_What to work on:_ Copy the following lines word for word, leaving out the pictures.

_Data lines:_
↓↓↓
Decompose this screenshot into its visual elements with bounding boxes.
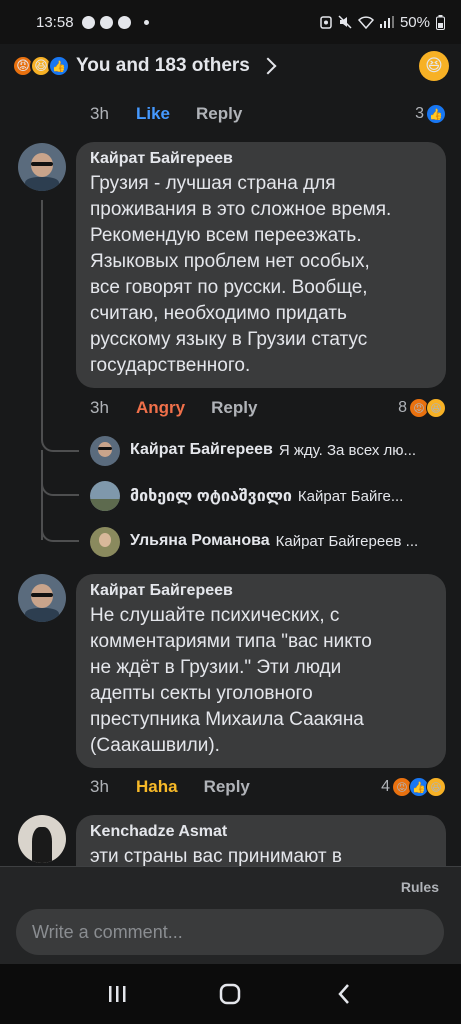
reaction-count[interactable]: 4 😡 👍 😆 bbox=[381, 777, 446, 797]
comment-time: 3h bbox=[90, 104, 109, 123]
reply-button[interactable]: Reply bbox=[211, 398, 257, 418]
reaction-count-number: 8 bbox=[398, 399, 407, 416]
react-button[interactable]: 😆 bbox=[419, 51, 449, 81]
comment-author[interactable]: Kenchadze Asmat bbox=[90, 823, 432, 841]
chevron-right-icon[interactable] bbox=[259, 57, 277, 75]
reply-item[interactable]: მიხეილ ოტიაშვილი Кайрат Байге... bbox=[130, 486, 446, 506]
reply-button[interactable]: Reply bbox=[196, 104, 242, 124]
comment-text: Не слушайте психических, с комментариями… bbox=[90, 605, 372, 756]
system-nav-bar bbox=[0, 964, 461, 1024]
alarm-icon bbox=[320, 16, 332, 29]
mute-icon bbox=[338, 15, 352, 29]
comment-author[interactable]: Кайрат Байгереев bbox=[90, 582, 432, 600]
thread-connector bbox=[41, 420, 79, 452]
reply-avatar[interactable] bbox=[90, 527, 120, 557]
like-reaction-icon: 👍 bbox=[426, 104, 446, 124]
reaction-count-number: 3 bbox=[415, 105, 424, 122]
comment-bubble[interactable]: Кайрат Байгереев Грузия - лучшая страна … bbox=[76, 142, 446, 388]
haha-reaction-button[interactable]: Haha bbox=[136, 777, 178, 797]
reply-author[interactable]: Кайрат Байгереев bbox=[130, 441, 273, 459]
like-button[interactable]: Like bbox=[136, 104, 170, 124]
thread-connector bbox=[41, 476, 79, 496]
comment-time: 3h bbox=[90, 398, 109, 417]
facebook-icon bbox=[99, 15, 113, 29]
reply-button[interactable]: Reply bbox=[204, 777, 250, 797]
messenger-alt-icon bbox=[117, 15, 131, 29]
reactions-header[interactable]: 😡 😆 👍 You and 183 others 😆 bbox=[0, 44, 461, 88]
comment-author[interactable]: Кайрат Байгереев bbox=[90, 150, 432, 168]
reply-preview: Я жду. За всех лю... bbox=[278, 441, 417, 459]
avatar[interactable] bbox=[18, 574, 66, 622]
reply-item[interactable]: Ульяна Романова Кайрат Байгереев ... bbox=[130, 532, 446, 550]
reaction-stack: 😡 😆 👍 bbox=[12, 55, 70, 77]
rules-link[interactable]: Rules bbox=[401, 879, 439, 895]
reaction-count[interactable]: 3 👍 bbox=[415, 104, 446, 124]
like-reaction-icon: 👍 bbox=[48, 55, 70, 77]
reply-preview: Кайрат Байге... bbox=[297, 487, 404, 505]
back-icon bbox=[338, 984, 350, 1004]
reaction-count[interactable]: 8 😡 😆 bbox=[398, 398, 446, 418]
haha-reaction-icon: 😆 bbox=[426, 777, 446, 797]
home-icon bbox=[220, 983, 241, 1005]
avatar[interactable] bbox=[18, 815, 66, 863]
messenger-icon bbox=[81, 15, 95, 29]
angry-reaction-button[interactable]: Angry bbox=[136, 398, 185, 418]
reply-item[interactable]: Кайрат Байгереев Я жду. За всех лю... bbox=[130, 441, 446, 459]
comment-composer: Rules bbox=[0, 866, 461, 964]
comment-bubble[interactable]: Кайрат Байгереев Не слушайте психических… bbox=[76, 574, 446, 768]
status-bar: 13:58 50% bbox=[0, 0, 461, 44]
comment-actions: 3h Angry Reply 8 😡 😆 bbox=[90, 398, 446, 418]
haha-reaction-icon: 😆 bbox=[426, 398, 446, 418]
status-time: 13:58 bbox=[36, 13, 74, 31]
recent-apps-button[interactable] bbox=[97, 974, 137, 1014]
reply-author[interactable]: Ульяна Романова bbox=[130, 532, 270, 550]
reaction-count-number: 4 bbox=[381, 778, 390, 795]
wifi-icon bbox=[357, 15, 374, 29]
notification-icons bbox=[81, 15, 149, 29]
comment-actions: 3h Haha Reply 4 😡 👍 😆 bbox=[90, 777, 446, 797]
reply-preview: Кайрат Байгереев ... bbox=[275, 532, 419, 550]
avatar[interactable] bbox=[18, 143, 66, 191]
reply-avatar[interactable] bbox=[90, 481, 120, 511]
reply-avatar[interactable] bbox=[90, 436, 120, 466]
home-button[interactable] bbox=[210, 974, 250, 1014]
parent-comment-actions: 3h Like Reply 3 👍 bbox=[90, 104, 446, 124]
thread-line bbox=[41, 200, 43, 440]
recent-apps-icon bbox=[108, 986, 126, 1002]
comment-text: Грузия - лучшая страна для проживания в … bbox=[90, 173, 392, 376]
comment-time: 3h bbox=[90, 777, 109, 796]
thread-connector bbox=[41, 520, 79, 542]
battery-icon bbox=[436, 14, 445, 30]
back-button[interactable] bbox=[324, 974, 364, 1014]
signal-icon bbox=[379, 16, 394, 28]
reactions-summary[interactable]: You and 183 others bbox=[76, 55, 250, 77]
reply-author[interactable]: მიხეილ ოტიაშვილი bbox=[130, 486, 292, 506]
battery-percent: 50% bbox=[399, 13, 430, 31]
comment-input[interactable] bbox=[16, 909, 444, 955]
more-notifications-icon bbox=[143, 19, 149, 25]
status-right: 50% bbox=[320, 14, 445, 31]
↑↑↑
_Result below:_
Decompose this screenshot into its visual elements with bounding boxes.
reaction-count[interactable]: 4 😡 👍 😆 bbox=[381, 777, 446, 797]
comment-time: 3h bbox=[90, 104, 109, 123]
reply-button[interactable]: Reply bbox=[211, 398, 257, 418]
reaction-count-number: 8 bbox=[398, 399, 407, 416]
react-button[interactable]: 😆 bbox=[419, 51, 449, 81]
comment-author[interactable]: Kenchadze Asmat bbox=[90, 823, 432, 841]
chevron-right-icon[interactable] bbox=[259, 57, 277, 75]
reply-item[interactable]: მიხეილ ოტიაშვილი Кайрат Байге... bbox=[130, 486, 446, 506]
reply-button[interactable]: Reply bbox=[196, 104, 242, 124]
comment-text: Не слушайте психических, с комментариями… bbox=[90, 605, 372, 756]
system-nav-bar bbox=[0, 964, 461, 1024]
alarm-icon bbox=[320, 16, 332, 29]
mute-icon bbox=[338, 15, 352, 29]
comment-author[interactable]: Кайрат Байгереев bbox=[90, 582, 432, 600]
thread-connector bbox=[41, 420, 79, 452]
reply-avatar[interactable] bbox=[90, 527, 120, 557]
like-reaction-icon: 👍 bbox=[426, 104, 446, 124]
reaction-count-number: 3 bbox=[415, 105, 424, 122]
comment-bubble[interactable]: Кайрат Байгереев Грузия - лучшая страна … bbox=[76, 142, 446, 388]
haha-reaction-button[interactable]: Haha bbox=[136, 777, 178, 797]
reply-author[interactable]: Кайрат Байгереев bbox=[130, 441, 273, 459]
like-button[interactable]: Like bbox=[136, 104, 170, 124]
thread-connector bbox=[41, 476, 79, 496]
comment-time: 3h bbox=[90, 398, 109, 417]
facebook-icon bbox=[99, 15, 113, 29]
reply-button[interactable]: Reply bbox=[204, 777, 250, 797]
messenger-alt-icon bbox=[117, 15, 131, 29]
reactions-header[interactable]: 😡 😆 👍 You and 183 others 😆 bbox=[0, 44, 461, 88]
comment-author[interactable]: Кайрат Байгереев bbox=[90, 150, 432, 168]
reply-preview: Я жду. За всех лю... bbox=[278, 441, 417, 459]
avatar[interactable] bbox=[18, 574, 66, 622]
reply-item[interactable]: Ульяна Романова Кайрат Байгереев ... bbox=[130, 532, 446, 550]
reaction-stack: 😡 😆 👍 bbox=[12, 55, 70, 77]
rules-link[interactable]: Rules bbox=[401, 879, 439, 895]
reaction-count[interactable]: 3 👍 bbox=[415, 104, 446, 124]
like-reaction-icon: 👍 bbox=[48, 55, 70, 77]
reply-preview: Кайрат Байге... bbox=[297, 487, 404, 505]
back-icon bbox=[338, 984, 350, 1004]
reaction-count[interactable]: 8 😡 😆 bbox=[398, 398, 446, 418]
haha-reaction-icon: 😆 bbox=[426, 777, 446, 797]
home-icon bbox=[220, 983, 241, 1005]
avatar[interactable] bbox=[18, 815, 66, 863]
messenger-icon bbox=[81, 15, 95, 29]
angry-reaction-button[interactable]: Angry bbox=[136, 398, 185, 418]
reply-item[interactable]: Кайрат Байгереев Я жду. За всех лю... bbox=[130, 441, 446, 459]
comment-composer: Rules bbox=[0, 866, 461, 964]
comment-bubble[interactable]: Кайрат Байгереев Не слушайте психических… bbox=[76, 574, 446, 768]
status-bar: 13:58 50% bbox=[0, 0, 461, 44]
comment-actions: 3h Angry Reply 8 😡 😆 bbox=[90, 398, 446, 418]
haha-reaction-icon: 😆 bbox=[426, 398, 446, 418]
status-time: 13:58 bbox=[36, 13, 74, 31]
recent-apps-button[interactable] bbox=[97, 974, 137, 1014]
reply-author[interactable]: Ульяна Романова bbox=[130, 532, 270, 550]
reaction-count-number: 4 bbox=[381, 778, 390, 795]
wifi-icon bbox=[357, 15, 374, 29]
notification-icons bbox=[81, 15, 149, 29]
comment-actions: 3h Haha Reply 4 😡 👍 😆 bbox=[90, 777, 446, 797]
reply-preview: Кайрат Байгереев ... bbox=[275, 532, 419, 550]
avatar[interactable] bbox=[18, 143, 66, 191]
reply-avatar[interactable] bbox=[90, 481, 120, 511]
reply-avatar[interactable] bbox=[90, 436, 120, 466]
home-button[interactable] bbox=[210, 974, 250, 1014]
parent-comment-actions: 3h Like Reply 3 👍 bbox=[90, 104, 446, 124]
thread-line bbox=[41, 200, 43, 440]
recent-apps-icon bbox=[108, 986, 126, 1002]
comment-text: Грузия - лучшая страна для проживания в … bbox=[90, 173, 392, 376]
comment-time: 3h bbox=[90, 777, 109, 796]
thread-connector bbox=[41, 520, 79, 542]
battery-icon bbox=[436, 14, 445, 30]
back-button[interactable] bbox=[324, 974, 364, 1014]
signal-icon bbox=[379, 16, 394, 28]
reactions-summary[interactable]: You and 183 others bbox=[76, 55, 250, 77]
reply-author[interactable]: მიხეილ ოტიაშვილი bbox=[130, 486, 292, 506]
battery-percent: 50% bbox=[399, 13, 430, 31]
comment-input[interactable] bbox=[16, 909, 444, 955]
more-notifications-icon bbox=[143, 19, 149, 25]
status-right: 50% bbox=[320, 14, 445, 31]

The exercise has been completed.